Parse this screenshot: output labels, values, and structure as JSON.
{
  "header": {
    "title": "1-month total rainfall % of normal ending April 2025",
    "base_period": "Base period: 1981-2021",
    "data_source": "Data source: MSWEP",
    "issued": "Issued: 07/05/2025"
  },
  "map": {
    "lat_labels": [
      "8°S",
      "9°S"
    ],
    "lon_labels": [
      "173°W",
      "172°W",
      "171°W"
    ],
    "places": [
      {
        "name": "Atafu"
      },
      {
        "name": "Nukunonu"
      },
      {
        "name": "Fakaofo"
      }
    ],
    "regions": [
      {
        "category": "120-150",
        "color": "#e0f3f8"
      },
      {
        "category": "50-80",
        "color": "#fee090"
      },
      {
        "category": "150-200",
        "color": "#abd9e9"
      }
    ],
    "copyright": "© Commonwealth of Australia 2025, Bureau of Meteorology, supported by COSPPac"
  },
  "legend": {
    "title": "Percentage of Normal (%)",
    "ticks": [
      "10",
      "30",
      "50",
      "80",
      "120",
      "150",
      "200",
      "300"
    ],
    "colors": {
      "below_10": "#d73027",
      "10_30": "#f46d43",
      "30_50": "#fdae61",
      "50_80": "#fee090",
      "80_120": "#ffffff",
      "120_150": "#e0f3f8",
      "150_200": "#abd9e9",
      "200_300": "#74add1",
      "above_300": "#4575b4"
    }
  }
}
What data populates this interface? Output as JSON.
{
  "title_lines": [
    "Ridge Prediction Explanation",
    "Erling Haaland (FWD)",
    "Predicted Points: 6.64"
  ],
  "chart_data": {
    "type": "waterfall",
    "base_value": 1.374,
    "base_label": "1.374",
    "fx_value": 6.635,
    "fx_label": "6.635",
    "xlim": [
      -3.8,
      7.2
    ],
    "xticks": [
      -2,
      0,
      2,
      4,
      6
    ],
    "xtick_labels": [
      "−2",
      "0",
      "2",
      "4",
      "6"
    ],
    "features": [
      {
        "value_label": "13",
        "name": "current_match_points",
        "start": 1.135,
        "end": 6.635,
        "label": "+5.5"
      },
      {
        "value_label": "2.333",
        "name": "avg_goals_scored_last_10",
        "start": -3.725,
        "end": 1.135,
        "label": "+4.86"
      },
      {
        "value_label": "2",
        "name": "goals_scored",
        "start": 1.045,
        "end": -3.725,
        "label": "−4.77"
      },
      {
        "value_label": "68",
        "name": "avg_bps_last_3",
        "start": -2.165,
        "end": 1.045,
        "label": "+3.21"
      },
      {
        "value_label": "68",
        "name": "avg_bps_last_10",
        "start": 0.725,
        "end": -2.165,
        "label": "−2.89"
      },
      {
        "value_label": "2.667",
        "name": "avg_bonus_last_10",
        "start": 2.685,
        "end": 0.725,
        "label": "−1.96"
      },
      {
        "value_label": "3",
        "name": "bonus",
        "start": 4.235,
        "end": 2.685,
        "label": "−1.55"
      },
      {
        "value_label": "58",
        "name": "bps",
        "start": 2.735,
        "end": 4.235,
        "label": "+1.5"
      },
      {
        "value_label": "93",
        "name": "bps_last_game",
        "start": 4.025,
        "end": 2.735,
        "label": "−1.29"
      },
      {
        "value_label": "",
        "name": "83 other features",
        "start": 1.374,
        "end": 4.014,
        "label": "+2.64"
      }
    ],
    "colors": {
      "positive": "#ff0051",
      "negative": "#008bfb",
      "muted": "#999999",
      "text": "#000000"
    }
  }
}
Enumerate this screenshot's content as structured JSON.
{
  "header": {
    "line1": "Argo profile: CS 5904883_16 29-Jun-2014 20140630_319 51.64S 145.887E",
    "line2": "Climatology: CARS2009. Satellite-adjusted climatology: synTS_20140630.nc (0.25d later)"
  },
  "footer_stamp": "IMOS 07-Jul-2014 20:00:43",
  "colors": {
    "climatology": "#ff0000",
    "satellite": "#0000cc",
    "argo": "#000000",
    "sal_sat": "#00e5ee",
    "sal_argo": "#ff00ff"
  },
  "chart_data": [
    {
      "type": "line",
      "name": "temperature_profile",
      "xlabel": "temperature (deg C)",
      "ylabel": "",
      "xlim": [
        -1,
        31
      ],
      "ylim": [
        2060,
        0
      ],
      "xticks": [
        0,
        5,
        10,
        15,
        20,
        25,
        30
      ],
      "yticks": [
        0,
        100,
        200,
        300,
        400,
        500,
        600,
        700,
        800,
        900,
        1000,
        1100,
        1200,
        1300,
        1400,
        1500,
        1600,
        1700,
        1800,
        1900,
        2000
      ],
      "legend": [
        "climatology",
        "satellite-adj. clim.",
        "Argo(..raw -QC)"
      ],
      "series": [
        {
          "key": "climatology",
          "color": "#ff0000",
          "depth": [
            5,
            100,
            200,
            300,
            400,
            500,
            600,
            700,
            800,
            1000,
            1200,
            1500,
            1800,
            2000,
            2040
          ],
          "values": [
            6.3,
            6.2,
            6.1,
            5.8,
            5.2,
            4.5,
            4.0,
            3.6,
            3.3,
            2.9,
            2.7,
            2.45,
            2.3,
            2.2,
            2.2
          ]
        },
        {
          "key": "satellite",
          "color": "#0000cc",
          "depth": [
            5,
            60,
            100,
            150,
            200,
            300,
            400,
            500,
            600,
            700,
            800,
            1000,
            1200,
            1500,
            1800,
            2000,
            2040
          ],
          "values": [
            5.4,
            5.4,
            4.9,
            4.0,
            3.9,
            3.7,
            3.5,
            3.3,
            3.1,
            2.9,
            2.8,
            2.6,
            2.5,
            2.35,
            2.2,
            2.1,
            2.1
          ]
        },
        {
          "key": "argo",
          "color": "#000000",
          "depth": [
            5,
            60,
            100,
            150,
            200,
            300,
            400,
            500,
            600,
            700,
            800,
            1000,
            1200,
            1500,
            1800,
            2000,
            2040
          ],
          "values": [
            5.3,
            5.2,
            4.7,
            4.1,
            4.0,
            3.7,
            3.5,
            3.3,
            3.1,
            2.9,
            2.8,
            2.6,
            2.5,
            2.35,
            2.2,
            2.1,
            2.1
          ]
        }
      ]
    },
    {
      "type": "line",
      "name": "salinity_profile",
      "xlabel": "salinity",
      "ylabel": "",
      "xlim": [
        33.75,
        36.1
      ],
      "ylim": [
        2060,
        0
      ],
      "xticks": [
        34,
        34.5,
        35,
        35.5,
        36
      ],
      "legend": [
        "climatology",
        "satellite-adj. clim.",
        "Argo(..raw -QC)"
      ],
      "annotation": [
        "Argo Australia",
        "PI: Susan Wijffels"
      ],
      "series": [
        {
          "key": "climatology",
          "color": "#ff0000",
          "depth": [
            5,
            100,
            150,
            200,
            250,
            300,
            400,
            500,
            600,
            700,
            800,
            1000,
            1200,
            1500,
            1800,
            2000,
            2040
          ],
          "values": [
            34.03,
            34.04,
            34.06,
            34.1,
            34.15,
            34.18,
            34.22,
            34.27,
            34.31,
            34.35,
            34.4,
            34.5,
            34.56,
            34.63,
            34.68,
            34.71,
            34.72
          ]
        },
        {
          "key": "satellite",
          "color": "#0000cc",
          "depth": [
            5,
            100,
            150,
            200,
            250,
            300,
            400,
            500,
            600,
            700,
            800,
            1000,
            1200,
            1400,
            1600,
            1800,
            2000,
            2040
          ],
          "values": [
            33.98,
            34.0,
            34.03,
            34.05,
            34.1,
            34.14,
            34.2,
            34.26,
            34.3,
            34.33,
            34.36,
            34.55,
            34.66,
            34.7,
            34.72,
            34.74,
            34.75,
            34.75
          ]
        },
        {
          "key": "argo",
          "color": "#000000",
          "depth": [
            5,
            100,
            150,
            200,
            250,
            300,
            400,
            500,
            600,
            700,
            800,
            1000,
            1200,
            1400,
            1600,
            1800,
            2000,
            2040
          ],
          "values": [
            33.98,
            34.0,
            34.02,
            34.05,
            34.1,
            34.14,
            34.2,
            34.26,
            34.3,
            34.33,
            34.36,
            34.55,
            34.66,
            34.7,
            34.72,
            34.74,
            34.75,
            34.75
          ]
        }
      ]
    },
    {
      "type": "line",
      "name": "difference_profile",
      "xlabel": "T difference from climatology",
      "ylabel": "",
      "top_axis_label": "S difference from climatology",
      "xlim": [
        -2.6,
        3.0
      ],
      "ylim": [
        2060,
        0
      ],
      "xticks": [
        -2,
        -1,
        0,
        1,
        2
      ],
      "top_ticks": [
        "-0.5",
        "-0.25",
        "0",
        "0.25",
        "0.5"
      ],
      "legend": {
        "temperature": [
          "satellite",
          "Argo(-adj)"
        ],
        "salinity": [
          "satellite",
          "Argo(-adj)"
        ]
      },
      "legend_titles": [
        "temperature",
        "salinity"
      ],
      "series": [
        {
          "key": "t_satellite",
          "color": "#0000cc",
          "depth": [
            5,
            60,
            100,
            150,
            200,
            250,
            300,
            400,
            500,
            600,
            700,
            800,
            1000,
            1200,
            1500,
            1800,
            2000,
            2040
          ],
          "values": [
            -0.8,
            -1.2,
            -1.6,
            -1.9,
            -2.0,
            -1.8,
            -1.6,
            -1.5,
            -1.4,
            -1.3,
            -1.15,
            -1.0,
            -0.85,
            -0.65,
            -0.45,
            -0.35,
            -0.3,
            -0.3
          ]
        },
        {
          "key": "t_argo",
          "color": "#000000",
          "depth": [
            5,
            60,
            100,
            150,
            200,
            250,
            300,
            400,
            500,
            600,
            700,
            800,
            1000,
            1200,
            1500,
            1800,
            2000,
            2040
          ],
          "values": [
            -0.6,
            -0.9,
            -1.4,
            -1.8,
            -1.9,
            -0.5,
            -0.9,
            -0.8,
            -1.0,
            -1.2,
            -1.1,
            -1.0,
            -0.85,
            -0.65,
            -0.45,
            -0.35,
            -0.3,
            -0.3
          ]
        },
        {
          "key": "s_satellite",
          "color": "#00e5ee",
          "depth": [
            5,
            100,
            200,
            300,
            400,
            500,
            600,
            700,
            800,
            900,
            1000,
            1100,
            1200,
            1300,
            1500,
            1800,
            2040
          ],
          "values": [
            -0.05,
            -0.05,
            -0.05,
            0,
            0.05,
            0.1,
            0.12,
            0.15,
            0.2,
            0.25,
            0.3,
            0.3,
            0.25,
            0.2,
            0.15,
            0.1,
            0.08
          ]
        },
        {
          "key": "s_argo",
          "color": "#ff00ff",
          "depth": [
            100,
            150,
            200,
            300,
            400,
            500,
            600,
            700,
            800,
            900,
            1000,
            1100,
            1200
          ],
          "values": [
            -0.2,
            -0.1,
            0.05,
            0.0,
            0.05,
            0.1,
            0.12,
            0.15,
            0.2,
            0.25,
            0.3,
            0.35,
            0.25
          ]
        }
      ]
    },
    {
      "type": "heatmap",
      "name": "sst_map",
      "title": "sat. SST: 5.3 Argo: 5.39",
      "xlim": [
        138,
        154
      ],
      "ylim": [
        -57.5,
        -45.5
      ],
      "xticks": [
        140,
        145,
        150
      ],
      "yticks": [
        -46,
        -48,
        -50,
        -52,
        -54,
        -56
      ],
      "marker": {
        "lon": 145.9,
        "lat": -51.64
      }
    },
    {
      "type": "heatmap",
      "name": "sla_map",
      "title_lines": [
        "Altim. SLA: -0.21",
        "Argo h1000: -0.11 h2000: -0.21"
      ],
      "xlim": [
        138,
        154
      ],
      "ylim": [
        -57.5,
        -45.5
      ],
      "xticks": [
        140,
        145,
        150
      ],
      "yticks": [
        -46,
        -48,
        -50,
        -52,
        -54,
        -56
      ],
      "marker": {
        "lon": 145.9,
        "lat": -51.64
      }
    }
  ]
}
┄┄┄┄┄┄┄┄┄┄
## Your instructions
Locate the lines above that hold the word "screenshot". Show every one of them.

## Solution to the exercise
Parse this screenshot: output labels, values, and structure as JSON.
Enumerate this screenshot's content as structured JSON.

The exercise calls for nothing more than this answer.